PROBLEM TO WORK ON – Single out the lines that include the word "text". Copy them.

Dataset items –
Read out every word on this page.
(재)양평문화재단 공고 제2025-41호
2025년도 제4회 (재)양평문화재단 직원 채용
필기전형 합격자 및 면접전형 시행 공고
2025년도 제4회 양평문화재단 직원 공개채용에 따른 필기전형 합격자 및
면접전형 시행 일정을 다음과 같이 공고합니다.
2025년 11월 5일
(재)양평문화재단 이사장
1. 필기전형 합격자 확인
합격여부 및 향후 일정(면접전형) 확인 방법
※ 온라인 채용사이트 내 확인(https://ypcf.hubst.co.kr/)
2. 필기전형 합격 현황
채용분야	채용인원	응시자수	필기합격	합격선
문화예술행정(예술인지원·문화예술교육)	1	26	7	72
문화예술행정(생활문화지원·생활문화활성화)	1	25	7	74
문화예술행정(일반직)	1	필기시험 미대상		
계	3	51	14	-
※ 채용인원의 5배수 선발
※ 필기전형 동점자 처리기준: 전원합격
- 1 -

...

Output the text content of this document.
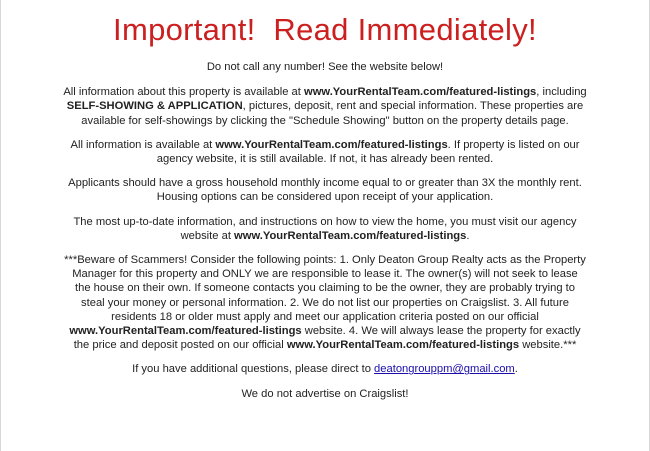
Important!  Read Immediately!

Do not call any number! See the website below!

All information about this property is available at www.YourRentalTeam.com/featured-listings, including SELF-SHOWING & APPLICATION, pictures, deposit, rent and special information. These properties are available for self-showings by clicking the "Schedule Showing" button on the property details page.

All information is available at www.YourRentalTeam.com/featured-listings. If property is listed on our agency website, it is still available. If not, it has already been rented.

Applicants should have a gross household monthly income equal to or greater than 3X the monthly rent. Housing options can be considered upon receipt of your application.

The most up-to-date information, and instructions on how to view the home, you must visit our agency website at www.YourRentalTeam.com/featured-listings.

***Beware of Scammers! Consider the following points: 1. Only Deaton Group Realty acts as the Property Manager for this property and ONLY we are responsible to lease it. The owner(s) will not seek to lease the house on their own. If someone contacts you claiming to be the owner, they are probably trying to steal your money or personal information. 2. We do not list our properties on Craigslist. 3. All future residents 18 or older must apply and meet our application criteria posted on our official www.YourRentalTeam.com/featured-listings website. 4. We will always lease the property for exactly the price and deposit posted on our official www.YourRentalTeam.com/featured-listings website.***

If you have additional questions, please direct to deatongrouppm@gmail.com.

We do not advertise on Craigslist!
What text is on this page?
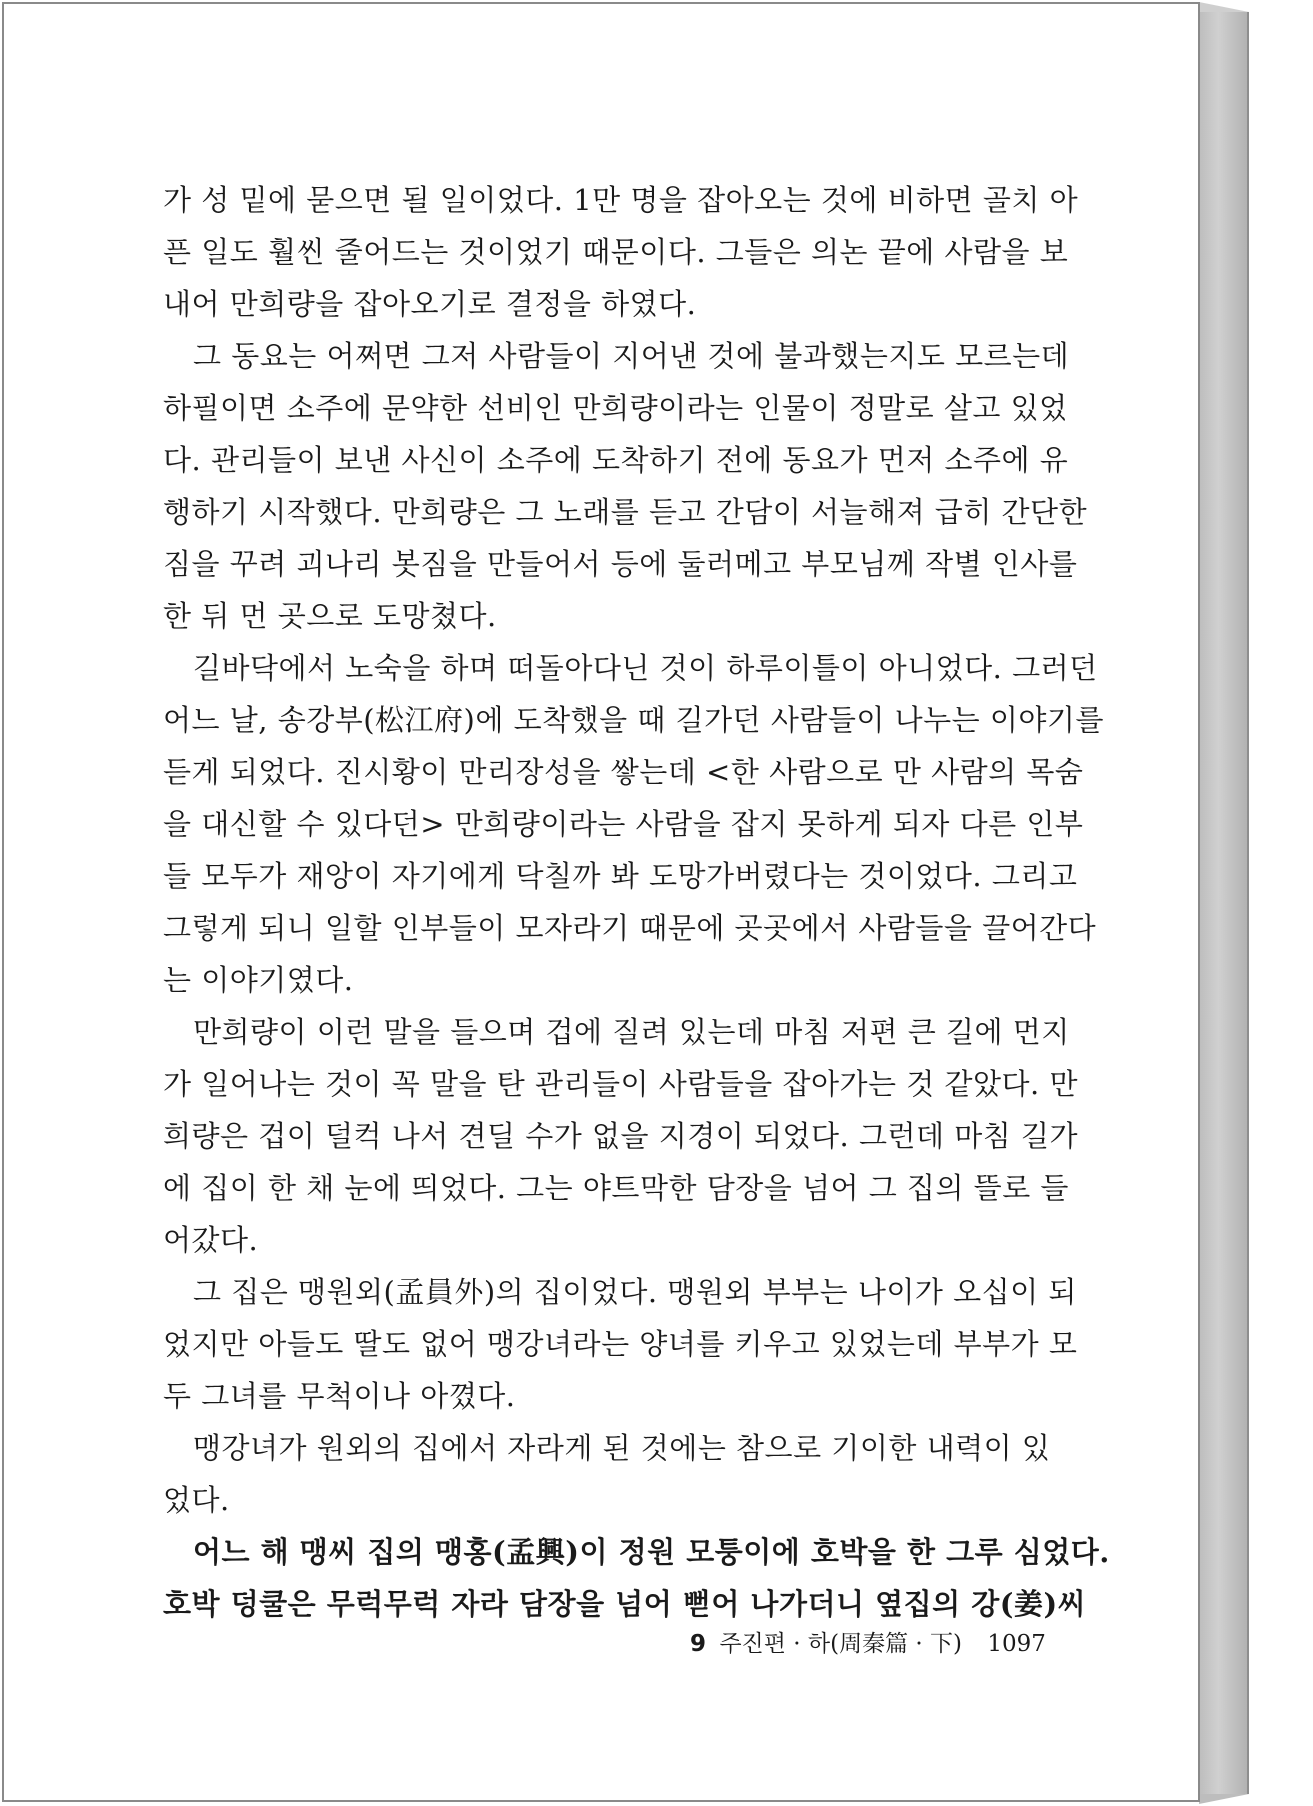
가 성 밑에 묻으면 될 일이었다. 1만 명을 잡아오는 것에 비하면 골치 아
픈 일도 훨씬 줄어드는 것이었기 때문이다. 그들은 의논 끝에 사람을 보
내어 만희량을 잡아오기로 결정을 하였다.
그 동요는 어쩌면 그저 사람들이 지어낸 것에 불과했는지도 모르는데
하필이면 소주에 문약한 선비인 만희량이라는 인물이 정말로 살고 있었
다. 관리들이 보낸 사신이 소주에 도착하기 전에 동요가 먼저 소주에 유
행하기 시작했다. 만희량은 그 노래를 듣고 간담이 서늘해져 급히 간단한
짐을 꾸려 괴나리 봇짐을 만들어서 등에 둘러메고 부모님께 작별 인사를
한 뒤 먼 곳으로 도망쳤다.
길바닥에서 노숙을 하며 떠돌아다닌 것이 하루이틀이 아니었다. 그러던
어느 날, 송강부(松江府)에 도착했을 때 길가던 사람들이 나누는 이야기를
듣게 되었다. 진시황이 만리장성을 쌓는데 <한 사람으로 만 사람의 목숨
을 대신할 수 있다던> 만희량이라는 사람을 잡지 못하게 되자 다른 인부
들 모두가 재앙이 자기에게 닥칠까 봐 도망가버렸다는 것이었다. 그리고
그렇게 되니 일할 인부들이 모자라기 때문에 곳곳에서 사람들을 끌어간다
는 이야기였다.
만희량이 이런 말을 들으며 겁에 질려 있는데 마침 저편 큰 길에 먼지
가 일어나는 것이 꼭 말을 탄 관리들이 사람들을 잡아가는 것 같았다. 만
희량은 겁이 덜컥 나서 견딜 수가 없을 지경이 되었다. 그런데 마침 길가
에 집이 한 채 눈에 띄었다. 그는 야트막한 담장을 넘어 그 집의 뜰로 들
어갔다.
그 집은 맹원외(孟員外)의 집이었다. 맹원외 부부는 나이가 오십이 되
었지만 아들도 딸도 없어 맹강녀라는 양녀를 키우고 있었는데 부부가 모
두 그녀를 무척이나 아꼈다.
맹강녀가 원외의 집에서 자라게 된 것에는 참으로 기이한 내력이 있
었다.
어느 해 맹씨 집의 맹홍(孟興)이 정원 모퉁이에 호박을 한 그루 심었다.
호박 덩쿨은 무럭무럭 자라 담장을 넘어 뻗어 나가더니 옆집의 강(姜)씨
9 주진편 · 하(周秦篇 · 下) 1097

THE SOLUTION –
Output the text content of this document.
What text is on this page?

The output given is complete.